Modulation of ACh receptor currents by arachidonic acid.

The present study investigated the effects of arachidonic acid on Torpedo (alpha beta gamma delta) and neuronal nicotinic acetylcholine (ACh) receptors (chick alpha7; rat alpha7, alpha3 beta2, alpha3 beta4, alpha4 beta2, and alpha4 beta4). Arachidonic acid (10 microM) depressed currents through normal Torpedo ACh receptors during treatment and afterward, persistently (>/=30 min) potentiated the currents. The potentiation was blocked by the selective protein kinase C (PKC) inhibitor, GF109203X or PKC inhibitor peptide (PKCI). The depression was not inhibited by any protein kinase inhibitor examined here, but greater in Ca2+-free extracellular solution. Arachidonic acid also potentiated currents through mutant Torpedo ACh receptors lacking PKC phosphorylation sites at Ser333 on the alpha subunit and Ser377 on the delta subunit without depression, but otherwise, it depressed currents through mutant receptors replacing of each Ser by negatively charged amino acid residue, possibly that mimics PKC phosphorylation of the receptors. These results suggest that the depression was due to the direct blocking effect on Ca2+-modulatory sites, which was accelerated under conditions of the receptors phosphorylated by PKC, and that the potentiation was caused by PKC activation, independently of PKC phosphorylation of the receptors. Arachidonic acid reduced currents through chick alpha7 receptors by a mechanism independent of protein kinase activation. In contrast, arachidonic acid potentiated currents through rat alpha7, alpha3 beta2, alpha4 beta2, and alpha4 beta4 receptors, perhaps by the same mechanism as the potentiation observed in Torpedo ACh receptors, although it had no effect on rat alpha3 beta4 receptors. The results of the present study thus demonstrate that arachidonic acid exerts diverse actions on nicotinic ACh receptors by different mechanisms.

* * * * * * *

## What you will do
(a) Answer these questions using the abstract on arachidonic acid and ACh receptors, labeling each answer (i), (ii) or (iii).
(i) At what concentration was arachidonic acid applied to the normal Torpedo ACh receptors?
(ii) Which inhibitors blocked the potentiation of currents through those receptors?
(iii) On which rat receptor type did arachidonic acid have no effect?
(b) Translate this sentence from the abstract on arachidonic acid and ACh receptors into Spanish: "Arachidonic acid reduced currents through chick alpha7 receptors by a mechanism independent of protein kinase activation."
The entries that follow are not needed for any of the work here.

## Excerpted data
* * * * * * *

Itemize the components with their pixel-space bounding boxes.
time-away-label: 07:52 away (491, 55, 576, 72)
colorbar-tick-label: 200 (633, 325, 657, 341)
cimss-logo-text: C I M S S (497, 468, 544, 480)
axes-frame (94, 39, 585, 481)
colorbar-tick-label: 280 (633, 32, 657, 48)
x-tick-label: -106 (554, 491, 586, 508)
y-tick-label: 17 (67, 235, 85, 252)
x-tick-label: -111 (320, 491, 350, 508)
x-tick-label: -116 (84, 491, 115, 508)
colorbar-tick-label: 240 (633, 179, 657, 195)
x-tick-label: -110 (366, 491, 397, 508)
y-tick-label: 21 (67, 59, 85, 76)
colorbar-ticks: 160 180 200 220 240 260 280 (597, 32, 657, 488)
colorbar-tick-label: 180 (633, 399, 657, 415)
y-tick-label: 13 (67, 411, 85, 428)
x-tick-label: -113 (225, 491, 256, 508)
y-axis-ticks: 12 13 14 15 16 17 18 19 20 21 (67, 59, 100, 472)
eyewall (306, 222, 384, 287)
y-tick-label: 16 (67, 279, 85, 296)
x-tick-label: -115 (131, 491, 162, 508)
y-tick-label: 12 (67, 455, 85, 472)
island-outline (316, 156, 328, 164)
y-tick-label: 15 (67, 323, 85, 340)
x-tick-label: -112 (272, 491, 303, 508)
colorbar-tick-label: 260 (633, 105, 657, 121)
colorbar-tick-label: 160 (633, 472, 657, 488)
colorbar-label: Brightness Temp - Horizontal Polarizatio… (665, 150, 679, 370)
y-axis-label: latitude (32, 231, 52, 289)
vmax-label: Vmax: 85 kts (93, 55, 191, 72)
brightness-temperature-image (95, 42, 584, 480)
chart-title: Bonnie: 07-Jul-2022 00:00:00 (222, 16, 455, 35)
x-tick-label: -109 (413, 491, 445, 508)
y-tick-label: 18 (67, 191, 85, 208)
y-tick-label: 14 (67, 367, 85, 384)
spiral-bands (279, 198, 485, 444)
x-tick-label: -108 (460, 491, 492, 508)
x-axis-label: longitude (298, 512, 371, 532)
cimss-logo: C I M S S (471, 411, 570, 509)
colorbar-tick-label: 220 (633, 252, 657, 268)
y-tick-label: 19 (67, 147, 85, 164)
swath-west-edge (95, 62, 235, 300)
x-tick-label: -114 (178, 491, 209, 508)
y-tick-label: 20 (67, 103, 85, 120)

* * * * * * *

## Answers given
(a)
(i) 10 microM
(ii) The selective protein kinase C inhibitor GF109203X or PKC inhibitor peptide (PKCI)
(iii) Rat alpha3 beta4 receptors

(b) El ácido araquidónico redujo las corrientes a través de los receptores alfa7 de pollo mediante un mecanismo independiente de la activación de las proteínas cinasas.